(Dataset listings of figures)
──────────
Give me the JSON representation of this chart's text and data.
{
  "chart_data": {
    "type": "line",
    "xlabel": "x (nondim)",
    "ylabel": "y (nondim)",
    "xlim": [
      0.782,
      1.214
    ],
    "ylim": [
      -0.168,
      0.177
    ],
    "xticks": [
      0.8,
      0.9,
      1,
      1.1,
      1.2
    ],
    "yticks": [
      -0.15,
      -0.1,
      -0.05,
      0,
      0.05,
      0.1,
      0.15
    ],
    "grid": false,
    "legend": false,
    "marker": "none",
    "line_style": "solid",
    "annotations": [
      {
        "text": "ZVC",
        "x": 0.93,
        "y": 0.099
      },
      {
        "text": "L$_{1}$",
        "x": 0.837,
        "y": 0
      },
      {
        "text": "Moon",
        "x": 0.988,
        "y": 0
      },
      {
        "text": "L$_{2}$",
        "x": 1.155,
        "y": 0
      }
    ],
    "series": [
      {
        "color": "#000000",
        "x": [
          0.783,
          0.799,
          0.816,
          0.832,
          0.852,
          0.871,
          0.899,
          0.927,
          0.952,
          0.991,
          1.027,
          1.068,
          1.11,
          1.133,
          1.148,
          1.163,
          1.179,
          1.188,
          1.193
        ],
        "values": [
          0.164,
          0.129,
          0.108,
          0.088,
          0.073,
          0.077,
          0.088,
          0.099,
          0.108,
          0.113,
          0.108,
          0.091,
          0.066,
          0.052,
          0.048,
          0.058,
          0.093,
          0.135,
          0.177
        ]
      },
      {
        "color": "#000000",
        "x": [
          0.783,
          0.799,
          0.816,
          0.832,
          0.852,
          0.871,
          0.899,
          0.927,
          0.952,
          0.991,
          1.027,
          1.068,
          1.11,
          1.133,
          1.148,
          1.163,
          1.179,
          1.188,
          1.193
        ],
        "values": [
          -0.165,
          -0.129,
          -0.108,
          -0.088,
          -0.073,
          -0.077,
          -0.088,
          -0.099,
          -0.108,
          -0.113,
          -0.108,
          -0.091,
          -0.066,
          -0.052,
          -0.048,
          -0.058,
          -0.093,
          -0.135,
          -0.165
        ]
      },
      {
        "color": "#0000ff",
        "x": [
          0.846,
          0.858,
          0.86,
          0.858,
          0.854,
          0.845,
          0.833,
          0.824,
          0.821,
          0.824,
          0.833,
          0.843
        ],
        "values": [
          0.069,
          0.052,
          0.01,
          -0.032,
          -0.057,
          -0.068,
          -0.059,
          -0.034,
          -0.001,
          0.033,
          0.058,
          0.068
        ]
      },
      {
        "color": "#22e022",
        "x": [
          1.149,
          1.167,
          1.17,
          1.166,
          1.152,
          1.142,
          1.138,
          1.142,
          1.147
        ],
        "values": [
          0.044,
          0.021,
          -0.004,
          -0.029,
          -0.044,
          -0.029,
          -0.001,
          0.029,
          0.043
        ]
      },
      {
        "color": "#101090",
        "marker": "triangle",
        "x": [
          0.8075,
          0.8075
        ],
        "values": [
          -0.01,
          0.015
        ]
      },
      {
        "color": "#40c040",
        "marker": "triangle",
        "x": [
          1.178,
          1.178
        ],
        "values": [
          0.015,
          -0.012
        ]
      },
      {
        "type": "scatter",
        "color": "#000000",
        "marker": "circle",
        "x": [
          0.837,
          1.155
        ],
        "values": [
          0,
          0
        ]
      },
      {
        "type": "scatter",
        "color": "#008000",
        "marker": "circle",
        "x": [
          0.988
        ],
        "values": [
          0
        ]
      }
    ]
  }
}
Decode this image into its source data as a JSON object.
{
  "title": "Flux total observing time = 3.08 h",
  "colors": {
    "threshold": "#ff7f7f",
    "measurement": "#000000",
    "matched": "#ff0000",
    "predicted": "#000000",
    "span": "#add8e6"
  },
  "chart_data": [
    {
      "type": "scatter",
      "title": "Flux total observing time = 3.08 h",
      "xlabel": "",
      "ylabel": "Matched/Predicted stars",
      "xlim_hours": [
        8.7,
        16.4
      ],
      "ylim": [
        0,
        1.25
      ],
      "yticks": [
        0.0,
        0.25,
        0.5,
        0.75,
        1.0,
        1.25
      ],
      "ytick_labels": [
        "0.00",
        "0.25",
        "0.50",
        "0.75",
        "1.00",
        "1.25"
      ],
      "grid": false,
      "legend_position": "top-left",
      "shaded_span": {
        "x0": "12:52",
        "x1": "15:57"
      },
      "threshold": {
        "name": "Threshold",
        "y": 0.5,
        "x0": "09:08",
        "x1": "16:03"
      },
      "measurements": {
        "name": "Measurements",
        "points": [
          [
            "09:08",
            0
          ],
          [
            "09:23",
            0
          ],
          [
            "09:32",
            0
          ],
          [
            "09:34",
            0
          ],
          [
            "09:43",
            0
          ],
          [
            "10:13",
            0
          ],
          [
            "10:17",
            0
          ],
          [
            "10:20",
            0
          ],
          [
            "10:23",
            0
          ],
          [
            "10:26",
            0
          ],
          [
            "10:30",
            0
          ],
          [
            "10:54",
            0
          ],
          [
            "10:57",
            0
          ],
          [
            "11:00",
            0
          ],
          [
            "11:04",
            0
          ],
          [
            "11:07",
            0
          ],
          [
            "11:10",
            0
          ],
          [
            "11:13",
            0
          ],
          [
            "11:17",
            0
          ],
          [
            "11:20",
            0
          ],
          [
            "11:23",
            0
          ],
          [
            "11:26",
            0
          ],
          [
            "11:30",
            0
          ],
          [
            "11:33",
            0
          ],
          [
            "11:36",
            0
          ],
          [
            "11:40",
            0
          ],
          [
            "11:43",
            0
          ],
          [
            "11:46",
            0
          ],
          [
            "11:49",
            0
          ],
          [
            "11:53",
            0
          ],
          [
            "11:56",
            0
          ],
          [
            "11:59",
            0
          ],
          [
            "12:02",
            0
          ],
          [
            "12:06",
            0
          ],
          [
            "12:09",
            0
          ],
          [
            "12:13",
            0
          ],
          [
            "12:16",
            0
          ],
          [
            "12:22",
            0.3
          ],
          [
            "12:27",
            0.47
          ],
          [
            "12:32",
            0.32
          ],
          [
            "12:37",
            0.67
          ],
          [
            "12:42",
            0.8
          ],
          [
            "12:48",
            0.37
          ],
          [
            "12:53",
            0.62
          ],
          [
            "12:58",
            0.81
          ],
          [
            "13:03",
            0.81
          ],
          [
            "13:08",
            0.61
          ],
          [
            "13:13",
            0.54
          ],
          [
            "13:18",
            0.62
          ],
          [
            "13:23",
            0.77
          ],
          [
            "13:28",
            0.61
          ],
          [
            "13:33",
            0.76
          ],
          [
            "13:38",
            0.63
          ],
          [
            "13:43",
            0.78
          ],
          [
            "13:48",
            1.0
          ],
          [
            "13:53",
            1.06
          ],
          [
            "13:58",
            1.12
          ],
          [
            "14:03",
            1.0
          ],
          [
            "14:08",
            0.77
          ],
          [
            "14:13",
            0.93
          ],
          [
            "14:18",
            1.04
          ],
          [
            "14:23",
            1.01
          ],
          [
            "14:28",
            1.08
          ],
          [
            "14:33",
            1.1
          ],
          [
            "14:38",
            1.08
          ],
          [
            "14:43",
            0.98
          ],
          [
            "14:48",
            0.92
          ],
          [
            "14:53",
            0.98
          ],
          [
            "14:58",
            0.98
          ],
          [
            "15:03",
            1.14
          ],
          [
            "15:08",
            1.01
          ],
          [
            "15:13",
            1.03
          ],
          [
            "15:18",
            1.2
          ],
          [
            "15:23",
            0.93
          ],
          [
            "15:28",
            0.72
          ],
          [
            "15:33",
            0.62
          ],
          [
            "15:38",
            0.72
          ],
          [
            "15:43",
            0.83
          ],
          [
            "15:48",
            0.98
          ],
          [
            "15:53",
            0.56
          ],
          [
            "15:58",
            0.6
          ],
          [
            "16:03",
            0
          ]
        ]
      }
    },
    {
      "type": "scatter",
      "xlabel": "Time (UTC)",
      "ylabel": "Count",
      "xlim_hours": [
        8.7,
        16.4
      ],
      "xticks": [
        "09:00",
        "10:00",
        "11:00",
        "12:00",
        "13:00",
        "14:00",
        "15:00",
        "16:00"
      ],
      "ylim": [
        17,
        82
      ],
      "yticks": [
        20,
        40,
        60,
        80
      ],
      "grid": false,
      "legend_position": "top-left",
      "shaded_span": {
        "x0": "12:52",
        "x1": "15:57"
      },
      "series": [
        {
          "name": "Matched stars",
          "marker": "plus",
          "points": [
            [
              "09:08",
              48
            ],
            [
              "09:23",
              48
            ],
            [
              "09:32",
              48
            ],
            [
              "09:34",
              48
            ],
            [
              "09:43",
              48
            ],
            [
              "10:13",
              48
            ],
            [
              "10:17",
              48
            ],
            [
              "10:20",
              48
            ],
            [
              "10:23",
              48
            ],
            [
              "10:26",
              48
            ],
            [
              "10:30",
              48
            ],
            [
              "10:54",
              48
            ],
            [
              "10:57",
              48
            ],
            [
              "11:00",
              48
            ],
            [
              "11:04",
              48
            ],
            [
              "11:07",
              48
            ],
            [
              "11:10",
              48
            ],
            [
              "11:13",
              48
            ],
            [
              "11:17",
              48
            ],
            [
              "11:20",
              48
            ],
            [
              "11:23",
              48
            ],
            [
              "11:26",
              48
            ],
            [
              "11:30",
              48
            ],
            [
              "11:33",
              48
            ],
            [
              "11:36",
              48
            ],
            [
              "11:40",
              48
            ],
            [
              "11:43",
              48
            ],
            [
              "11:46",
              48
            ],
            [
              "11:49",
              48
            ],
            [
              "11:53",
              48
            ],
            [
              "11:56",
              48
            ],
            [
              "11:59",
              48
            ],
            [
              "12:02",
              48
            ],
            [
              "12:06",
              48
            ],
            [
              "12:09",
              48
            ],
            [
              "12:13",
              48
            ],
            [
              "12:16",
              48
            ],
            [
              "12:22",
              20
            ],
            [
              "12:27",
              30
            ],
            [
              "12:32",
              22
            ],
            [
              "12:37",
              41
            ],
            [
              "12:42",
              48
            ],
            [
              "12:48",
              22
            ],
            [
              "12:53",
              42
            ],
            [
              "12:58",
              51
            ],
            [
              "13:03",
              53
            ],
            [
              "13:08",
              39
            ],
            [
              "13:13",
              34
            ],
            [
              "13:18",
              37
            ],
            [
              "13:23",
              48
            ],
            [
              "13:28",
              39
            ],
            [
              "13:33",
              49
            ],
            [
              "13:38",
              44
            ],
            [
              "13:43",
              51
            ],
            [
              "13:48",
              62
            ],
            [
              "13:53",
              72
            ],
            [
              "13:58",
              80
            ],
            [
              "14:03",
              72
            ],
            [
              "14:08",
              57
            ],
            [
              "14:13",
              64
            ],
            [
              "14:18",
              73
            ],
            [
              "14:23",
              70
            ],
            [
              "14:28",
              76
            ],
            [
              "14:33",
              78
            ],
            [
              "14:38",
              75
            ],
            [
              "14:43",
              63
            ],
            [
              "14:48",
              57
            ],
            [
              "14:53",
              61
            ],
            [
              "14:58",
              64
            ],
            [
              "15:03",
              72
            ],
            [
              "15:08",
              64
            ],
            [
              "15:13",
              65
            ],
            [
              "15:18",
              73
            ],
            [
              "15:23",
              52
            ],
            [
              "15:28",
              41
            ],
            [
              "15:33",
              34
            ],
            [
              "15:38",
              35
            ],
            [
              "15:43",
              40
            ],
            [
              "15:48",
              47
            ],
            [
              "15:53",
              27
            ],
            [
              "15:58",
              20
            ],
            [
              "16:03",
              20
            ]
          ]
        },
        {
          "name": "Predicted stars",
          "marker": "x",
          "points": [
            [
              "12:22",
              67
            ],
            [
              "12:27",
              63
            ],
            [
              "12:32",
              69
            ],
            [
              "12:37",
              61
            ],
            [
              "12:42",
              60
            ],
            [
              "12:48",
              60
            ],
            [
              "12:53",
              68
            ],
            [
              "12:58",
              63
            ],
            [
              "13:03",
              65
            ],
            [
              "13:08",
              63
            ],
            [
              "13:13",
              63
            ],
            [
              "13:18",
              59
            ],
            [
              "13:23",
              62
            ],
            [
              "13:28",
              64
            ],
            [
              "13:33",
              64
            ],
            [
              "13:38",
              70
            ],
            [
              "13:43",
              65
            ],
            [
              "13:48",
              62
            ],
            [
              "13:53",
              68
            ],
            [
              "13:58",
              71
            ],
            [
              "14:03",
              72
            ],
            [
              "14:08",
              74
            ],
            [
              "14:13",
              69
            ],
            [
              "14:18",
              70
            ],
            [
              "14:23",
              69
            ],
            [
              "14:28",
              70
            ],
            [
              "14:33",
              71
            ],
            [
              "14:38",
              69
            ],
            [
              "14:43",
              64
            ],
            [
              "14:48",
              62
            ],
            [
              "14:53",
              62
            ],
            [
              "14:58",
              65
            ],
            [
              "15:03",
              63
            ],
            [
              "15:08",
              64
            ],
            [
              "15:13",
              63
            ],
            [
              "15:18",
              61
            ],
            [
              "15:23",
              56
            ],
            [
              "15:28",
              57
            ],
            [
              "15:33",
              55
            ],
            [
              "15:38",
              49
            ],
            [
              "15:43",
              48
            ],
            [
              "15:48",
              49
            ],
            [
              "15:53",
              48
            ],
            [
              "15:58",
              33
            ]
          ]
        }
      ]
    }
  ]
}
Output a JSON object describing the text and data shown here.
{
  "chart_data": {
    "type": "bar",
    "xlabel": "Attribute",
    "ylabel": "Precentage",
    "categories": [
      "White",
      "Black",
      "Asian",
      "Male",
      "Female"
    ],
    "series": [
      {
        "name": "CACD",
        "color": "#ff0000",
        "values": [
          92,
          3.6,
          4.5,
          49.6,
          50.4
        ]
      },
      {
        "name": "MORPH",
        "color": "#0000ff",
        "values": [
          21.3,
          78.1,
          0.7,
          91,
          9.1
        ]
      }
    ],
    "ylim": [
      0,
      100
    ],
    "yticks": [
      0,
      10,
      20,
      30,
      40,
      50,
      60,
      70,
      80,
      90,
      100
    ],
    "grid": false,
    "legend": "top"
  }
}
──────────
▸ **STATED TASK**
Copy exactly the line containing "Output a JSON" and every line after it, ending with the last line of the records above.

▸ **REPLY**
Output a JSON object describing the text and data shown here.
{
  "chart_data": {
    "type": "bar",
    "xlabel": "Attribute",
    "ylabel": "Precentage",
    "categories": [
      "White",
      "Black",
      "Asian",
      "Male",
      "Female"
    ],
    "series": [
      {
        "name": "CACD",
        "color": "#ff0000",
        "values": [
          92,
          3.6,
          4.5,
          49.6,
          50.4
        ]
      },
      {
        "name": "MORPH",
        "color": "#0000ff",
        "values": [
          21.3,
          78.1,
          0.7,
          91,
          9.1
        ]
      }
    ],
    "ylim": [
      0,
      100
    ],
    "yticks": [
      0,
      10,
      20,
      30,
      40,
      50,
      60,
      70,
      80,
      90,
      100
    ],
    "grid": false,
    "legend": "top"
  }
}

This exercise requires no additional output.